→ Problem: Each line that holds the word "электронных" should be returned.
*** Records to process ***
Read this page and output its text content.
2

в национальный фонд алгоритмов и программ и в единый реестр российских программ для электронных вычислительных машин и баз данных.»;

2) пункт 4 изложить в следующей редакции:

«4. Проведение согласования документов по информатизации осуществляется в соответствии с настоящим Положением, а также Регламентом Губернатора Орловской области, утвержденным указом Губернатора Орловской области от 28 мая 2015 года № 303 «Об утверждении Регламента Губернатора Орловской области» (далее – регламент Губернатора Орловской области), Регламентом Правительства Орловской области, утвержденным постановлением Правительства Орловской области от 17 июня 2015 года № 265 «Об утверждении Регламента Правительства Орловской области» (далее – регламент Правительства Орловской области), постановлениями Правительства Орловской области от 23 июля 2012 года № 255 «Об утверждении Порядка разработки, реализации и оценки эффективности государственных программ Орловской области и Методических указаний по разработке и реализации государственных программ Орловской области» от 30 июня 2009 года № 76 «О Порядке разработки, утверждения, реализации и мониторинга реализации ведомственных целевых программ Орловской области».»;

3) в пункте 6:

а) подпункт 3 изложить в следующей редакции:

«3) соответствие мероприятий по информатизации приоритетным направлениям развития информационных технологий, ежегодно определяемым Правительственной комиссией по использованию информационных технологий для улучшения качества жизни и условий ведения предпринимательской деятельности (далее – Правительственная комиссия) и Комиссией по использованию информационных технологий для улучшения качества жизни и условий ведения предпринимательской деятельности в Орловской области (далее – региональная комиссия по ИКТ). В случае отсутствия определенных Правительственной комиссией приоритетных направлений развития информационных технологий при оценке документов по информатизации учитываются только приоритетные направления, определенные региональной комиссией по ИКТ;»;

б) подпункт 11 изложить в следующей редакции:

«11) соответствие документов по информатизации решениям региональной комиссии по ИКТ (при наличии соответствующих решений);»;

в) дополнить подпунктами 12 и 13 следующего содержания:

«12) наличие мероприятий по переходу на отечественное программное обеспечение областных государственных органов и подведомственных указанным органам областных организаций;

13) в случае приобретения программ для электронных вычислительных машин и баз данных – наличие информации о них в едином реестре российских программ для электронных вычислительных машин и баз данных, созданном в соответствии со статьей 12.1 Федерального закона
***
→ Result for this task:
в национальный фонд алгоритмов и программ и в единый реестр российских программ для электронных вычислительных машин и баз данных.»;
13) в случае приобретения программ для электронных вычислительных машин и баз данных – наличие информации о них в едином реестре российских программ для электронных вычислительных машин и баз данных, созданном в соответствии со статьей 12.1 Федерального закона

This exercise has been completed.